▶ _Data records_
════════════════

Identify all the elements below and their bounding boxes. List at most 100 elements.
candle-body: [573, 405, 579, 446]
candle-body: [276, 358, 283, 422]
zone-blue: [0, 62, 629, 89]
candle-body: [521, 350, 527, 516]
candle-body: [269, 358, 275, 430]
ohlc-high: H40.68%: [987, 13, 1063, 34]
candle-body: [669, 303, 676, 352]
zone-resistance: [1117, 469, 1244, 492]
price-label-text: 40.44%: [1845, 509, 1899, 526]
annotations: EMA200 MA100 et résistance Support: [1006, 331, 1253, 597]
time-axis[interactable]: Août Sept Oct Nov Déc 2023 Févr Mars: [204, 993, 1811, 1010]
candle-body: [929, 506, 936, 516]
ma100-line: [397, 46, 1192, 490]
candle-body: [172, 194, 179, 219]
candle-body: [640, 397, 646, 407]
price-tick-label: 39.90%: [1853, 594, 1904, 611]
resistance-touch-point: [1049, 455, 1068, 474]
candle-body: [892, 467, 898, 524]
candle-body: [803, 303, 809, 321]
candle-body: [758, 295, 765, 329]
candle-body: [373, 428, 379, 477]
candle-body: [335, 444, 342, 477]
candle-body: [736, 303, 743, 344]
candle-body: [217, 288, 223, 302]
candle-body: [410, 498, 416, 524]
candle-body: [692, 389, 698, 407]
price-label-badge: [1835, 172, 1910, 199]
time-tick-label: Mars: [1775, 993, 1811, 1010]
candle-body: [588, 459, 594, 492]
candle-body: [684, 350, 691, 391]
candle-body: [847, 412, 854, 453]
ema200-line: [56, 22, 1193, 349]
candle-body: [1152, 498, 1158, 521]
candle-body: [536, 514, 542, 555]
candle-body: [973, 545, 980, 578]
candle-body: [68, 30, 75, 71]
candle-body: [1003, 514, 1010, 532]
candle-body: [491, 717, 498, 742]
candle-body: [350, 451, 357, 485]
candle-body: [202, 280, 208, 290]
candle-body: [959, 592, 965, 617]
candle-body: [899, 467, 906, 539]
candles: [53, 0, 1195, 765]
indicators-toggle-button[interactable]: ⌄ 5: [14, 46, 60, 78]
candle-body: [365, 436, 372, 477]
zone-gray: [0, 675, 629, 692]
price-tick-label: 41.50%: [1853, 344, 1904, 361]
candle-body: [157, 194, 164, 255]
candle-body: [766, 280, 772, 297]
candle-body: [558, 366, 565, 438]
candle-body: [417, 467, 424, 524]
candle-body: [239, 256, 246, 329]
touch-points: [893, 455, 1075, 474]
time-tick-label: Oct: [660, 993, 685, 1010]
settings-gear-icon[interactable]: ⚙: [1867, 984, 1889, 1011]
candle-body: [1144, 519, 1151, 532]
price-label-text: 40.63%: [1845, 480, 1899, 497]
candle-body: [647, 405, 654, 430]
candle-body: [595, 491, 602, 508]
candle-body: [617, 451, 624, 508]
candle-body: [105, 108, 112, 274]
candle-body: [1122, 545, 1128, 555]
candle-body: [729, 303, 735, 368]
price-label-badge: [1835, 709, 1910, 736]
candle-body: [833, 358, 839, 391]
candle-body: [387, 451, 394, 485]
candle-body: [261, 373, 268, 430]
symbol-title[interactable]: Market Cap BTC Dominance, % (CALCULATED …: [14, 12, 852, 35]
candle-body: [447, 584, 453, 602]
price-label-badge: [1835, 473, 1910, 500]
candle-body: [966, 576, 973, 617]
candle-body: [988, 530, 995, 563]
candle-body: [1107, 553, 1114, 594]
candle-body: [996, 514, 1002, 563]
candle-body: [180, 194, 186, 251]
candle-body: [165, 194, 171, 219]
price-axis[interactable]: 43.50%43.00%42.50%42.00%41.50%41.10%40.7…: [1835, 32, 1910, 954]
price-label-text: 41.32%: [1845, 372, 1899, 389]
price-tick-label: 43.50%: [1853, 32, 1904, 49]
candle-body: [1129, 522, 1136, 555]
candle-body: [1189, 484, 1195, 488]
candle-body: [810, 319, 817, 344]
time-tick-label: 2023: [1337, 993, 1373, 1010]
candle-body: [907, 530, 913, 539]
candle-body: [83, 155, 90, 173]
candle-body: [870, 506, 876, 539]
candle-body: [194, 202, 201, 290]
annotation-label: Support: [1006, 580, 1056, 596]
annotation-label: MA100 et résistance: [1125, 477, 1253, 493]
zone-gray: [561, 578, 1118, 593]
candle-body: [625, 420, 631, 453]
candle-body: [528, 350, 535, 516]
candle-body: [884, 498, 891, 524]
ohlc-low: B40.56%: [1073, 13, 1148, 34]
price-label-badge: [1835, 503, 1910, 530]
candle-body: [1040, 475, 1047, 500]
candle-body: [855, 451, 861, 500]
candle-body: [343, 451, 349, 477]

════════════════

▶ _Exercise_
Copy out, unchanged, the stretch of entries from the very beginning through the line that contains "price-label-text: 40.44%: [1845, 509, 1899, 526]".

▶ _Reply to the task_
Identify all the elements below and their bounding boxes. List at most 100 elements.
candle-body: [573, 405, 579, 446]
candle-body: [276, 358, 283, 422]
zone-blue: [0, 62, 629, 89]
candle-body: [521, 350, 527, 516]
candle-body: [269, 358, 275, 430]
ohlc-high: H40.68%: [987, 13, 1063, 34]
candle-body: [669, 303, 676, 352]
zone-resistance: [1117, 469, 1244, 492]
price-label-text: 40.44%: [1845, 509, 1899, 526]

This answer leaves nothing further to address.